■ Exercise description ■
Copy down all of the data underneath, exactly as shown.

■ Dataset records ■
·····

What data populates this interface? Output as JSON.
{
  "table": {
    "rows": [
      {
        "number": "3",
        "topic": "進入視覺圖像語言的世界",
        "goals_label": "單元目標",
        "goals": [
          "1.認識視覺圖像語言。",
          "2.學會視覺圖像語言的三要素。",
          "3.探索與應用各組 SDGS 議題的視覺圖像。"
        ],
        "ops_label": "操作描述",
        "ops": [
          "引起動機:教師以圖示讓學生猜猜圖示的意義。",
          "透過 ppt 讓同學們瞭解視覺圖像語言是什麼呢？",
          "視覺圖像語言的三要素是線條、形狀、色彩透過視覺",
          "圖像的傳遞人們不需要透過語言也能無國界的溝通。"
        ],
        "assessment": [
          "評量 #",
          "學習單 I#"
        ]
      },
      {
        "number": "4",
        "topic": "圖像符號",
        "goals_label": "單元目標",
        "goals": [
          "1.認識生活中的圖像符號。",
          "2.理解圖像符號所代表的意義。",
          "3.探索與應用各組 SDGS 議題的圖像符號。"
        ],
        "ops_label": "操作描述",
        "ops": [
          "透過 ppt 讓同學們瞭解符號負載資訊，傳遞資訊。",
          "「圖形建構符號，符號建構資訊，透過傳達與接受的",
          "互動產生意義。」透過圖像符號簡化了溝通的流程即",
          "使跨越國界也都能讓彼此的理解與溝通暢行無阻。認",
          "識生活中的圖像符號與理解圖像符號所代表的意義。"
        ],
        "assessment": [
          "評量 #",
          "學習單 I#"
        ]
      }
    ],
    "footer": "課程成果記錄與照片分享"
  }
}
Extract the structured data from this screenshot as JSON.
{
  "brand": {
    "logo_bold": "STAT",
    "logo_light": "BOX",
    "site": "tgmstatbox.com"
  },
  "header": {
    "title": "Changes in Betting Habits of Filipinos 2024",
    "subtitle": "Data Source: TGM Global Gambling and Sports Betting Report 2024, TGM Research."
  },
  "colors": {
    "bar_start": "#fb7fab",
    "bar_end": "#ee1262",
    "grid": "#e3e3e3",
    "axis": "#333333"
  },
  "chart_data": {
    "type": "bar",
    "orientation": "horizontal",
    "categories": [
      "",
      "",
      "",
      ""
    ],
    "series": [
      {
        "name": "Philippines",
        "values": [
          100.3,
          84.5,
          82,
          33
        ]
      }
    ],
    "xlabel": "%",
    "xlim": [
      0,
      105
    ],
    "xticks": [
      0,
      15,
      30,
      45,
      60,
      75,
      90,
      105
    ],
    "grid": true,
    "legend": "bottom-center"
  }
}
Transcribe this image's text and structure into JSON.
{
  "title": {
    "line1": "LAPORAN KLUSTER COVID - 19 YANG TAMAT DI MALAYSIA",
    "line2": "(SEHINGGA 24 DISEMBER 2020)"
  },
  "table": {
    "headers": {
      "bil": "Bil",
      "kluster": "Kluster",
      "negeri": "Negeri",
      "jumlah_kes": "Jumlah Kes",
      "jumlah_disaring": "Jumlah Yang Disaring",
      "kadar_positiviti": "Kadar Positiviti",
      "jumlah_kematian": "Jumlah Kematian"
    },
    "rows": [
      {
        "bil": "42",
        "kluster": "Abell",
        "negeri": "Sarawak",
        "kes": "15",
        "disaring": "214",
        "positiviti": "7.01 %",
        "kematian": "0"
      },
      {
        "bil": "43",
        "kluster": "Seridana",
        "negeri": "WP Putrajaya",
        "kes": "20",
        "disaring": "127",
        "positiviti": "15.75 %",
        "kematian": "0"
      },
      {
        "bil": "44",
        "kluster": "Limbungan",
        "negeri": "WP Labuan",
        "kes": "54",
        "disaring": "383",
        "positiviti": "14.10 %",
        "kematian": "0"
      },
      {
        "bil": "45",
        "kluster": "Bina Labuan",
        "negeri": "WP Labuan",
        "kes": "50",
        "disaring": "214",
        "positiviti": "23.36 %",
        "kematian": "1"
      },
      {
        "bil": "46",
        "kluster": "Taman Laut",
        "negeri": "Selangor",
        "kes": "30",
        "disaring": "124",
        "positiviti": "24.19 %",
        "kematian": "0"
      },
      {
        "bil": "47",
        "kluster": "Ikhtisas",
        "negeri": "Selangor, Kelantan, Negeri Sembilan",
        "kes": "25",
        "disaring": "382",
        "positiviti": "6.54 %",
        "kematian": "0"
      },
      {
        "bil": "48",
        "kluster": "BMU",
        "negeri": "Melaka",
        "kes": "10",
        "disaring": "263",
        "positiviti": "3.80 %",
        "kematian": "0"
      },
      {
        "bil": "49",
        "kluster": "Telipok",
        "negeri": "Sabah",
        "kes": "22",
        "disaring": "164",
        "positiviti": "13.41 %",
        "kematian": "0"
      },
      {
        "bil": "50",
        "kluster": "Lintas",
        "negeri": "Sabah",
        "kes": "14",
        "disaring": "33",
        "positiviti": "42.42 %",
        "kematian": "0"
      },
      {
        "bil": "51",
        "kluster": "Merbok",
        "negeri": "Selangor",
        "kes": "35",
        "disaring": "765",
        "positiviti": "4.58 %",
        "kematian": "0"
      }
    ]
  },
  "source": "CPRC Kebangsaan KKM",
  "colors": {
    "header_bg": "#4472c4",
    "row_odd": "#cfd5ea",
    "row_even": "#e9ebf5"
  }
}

·····

■ Solution to this exercise ■
What data populates this interface? Output as JSON.
{
  "table": {
    "rows": [
      {
        "number": "3",
        "topic": "進入視覺圖像語言的世界",
        "goals_label": "單元目標",
        "goals": [
          "1.認識視覺圖像語言。",
          "2.學會視覺圖像語言的三要素。",
          "3.探索與應用各組 SDGS 議題的視覺圖像。"
        ],
        "ops_label": "操作描述",
        "ops": [
          "引起動機:教師以圖示讓學生猜猜圖示的意義。",
          "透過 ppt 讓同學們瞭解視覺圖像語言是什麼呢？",
          "視覺圖像語言的三要素是線條、形狀、色彩透過視覺",
          "圖像的傳遞人們不需要透過語言也能無國界的溝通。"
        ],
        "assessment": [
          "評量 #",
          "學習單 I#"
        ]
      },
      {
        "number": "4",
        "topic": "圖像符號",
        "goals_label": "單元目標",
        "goals": [
          "1.認識生活中的圖像符號。",
          "2.理解圖像符號所代表的意義。",
          "3.探索與應用各組 SDGS 議題的圖像符號。"
        ],
        "ops_label": "操作描述",
        "ops": [
          "透過 ppt 讓同學們瞭解符號負載資訊，傳遞資訊。",
          "「圖形建構符號，符號建構資訊，透過傳達與接受的",
          "互動產生意義。」透過圖像符號簡化了溝通的流程即",
          "使跨越國界也都能讓彼此的理解與溝通暢行無阻。認",
          "識生活中的圖像符號與理解圖像符號所代表的意義。"
        ],
        "assessment": [
          "評量 #",
          "學習單 I#"
        ]
      }
    ],
    "footer": "課程成果記錄與照片分享"
  }
}
Extract the structured data from this screenshot as JSON.
{
  "brand": {
    "logo_bold": "STAT",
    "logo_light": "BOX",
    "site": "tgmstatbox.com"
  },
  "header": {
    "title": "Changes in Betting Habits of Filipinos 2024",
    "subtitle": "Data Source: TGM Global Gambling and Sports Betting Report 2024, TGM Research."
  },
  "colors": {
    "bar_start": "#fb7fab",
    "bar_end": "#ee1262",
    "grid": "#e3e3e3",
    "axis": "#333333"
  },
  "chart_data": {
    "type": "bar",
    "orientation": "horizontal",
    "categories": [
      "",
      "",
      "",
      ""
    ],
    "series": [
      {
        "name": "Philippines",
        "values": [
          100.3,
          84.5,
          82,
          33
        ]
      }
    ],
    "xlabel": "%",
    "xlim": [
      0,
      105
    ],
    "xticks": [
      0,
      15,
      30,
      45,
      60,
      75,
      90,
      105
    ],
    "grid": true,
    "legend": "bottom-center"
  }
}
Transcribe this image's text and structure into JSON.
{
  "title": {
    "line1": "LAPORAN KLUSTER COVID - 19 YANG TAMAT DI MALAYSIA",
    "line2": "(SEHINGGA 24 DISEMBER 2020)"
  },
  "table": {
    "headers": {
      "bil": "Bil",
      "kluster": "Kluster",
      "negeri": "Negeri",
      "jumlah_kes": "Jumlah Kes",
      "jumlah_disaring": "Jumlah Yang Disaring",
      "kadar_positiviti": "Kadar Positiviti",
      "jumlah_kematian": "Jumlah Kematian"
    },
    "rows": [
      {
        "bil": "42",
        "kluster": "Abell",
        "negeri": "Sarawak",
        "kes": "15",
        "disaring": "214",
        "positiviti": "7.01 %",
        "kematian": "0"
      },
      {
        "bil": "43",
        "kluster": "Seridana",
        "negeri": "WP Putrajaya",
        "kes": "20",
        "disaring": "127",
        "positiviti": "15.75 %",
        "kematian": "0"
      },
      {
        "bil": "44",
        "kluster": "Limbungan",
        "negeri": "WP Labuan",
        "kes": "54",
        "disaring": "383",
        "positiviti": "14.10 %",
        "kematian": "0"
      },
      {
        "bil": "45",
        "kluster": "Bina Labuan",
        "negeri": "WP Labuan",
        "kes": "50",
        "disaring": "214",
        "positiviti": "23.36 %",
        "kematian": "1"
      },
      {
        "bil": "46",
        "kluster": "Taman Laut",
        "negeri": "Selangor",
        "kes": "30",
        "disaring": "124",
        "positiviti": "24.19 %",
        "kematian": "0"
      },
      {
        "bil": "47",
        "kluster": "Ikhtisas",
        "negeri": "Selangor, Kelantan, Negeri Sembilan",
        "kes": "25",
        "disaring": "382",
        "positiviti": "6.54 %",
        "kematian": "0"
      },
      {
        "bil": "48",
        "kluster": "BMU",
        "negeri": "Melaka",
        "kes": "10",
        "disaring": "263",
        "positiviti": "3.80 %",
        "kematian": "0"
      },
      {
        "bil": "49",
        "kluster": "Telipok",
        "negeri": "Sabah",
        "kes": "22",
        "disaring": "164",
        "positiviti": "13.41 %",
        "kematian": "0"
      },
      {
        "bil": "50",
        "kluster": "Lintas",
        "negeri": "Sabah",
        "kes": "14",
        "disaring": "33",
        "positiviti": "42.42 %",
        "kematian": "0"
      },
      {
        "bil": "51",
        "kluster": "Merbok",
        "negeri": "Selangor",
        "kes": "35",
        "disaring": "765",
        "positiviti": "4.58 %",
        "kematian": "0"
      }
    ]
  },
  "source": "CPRC Kebangsaan KKM",
  "colors": {
    "header_bg": "#4472c4",
    "row_odd": "#cfd5ea",
    "row_even": "#e9ebf5"
  }
}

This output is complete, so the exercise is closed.